▶ **YOUR INSTRUCTIONS**
Track down the lines that contain "станции" and copy them.

───

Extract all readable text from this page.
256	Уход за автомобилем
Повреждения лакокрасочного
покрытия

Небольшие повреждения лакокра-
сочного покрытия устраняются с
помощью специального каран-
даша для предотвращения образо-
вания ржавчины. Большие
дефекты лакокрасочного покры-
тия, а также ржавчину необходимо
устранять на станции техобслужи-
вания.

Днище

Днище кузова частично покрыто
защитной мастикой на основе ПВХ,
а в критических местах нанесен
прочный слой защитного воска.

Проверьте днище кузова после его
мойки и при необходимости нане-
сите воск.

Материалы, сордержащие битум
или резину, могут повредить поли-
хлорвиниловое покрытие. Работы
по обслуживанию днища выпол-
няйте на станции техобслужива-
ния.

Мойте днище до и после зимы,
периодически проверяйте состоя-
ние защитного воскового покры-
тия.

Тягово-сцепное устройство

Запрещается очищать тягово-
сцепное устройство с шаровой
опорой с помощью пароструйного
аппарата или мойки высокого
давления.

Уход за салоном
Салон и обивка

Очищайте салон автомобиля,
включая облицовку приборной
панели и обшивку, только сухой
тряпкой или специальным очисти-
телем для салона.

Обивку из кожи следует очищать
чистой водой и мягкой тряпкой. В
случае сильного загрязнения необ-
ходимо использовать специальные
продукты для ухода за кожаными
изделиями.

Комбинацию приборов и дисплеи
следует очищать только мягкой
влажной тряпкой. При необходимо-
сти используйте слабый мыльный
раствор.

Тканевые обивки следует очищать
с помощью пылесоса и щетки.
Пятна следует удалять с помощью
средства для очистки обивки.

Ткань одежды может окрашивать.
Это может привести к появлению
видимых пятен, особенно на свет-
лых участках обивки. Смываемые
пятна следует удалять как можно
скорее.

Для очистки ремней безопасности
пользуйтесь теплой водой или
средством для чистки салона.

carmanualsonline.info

───

▶ **RESULT FOR THIS EXERCISE**
устранять на станции техобслужи-
няйте на станции техобслужива-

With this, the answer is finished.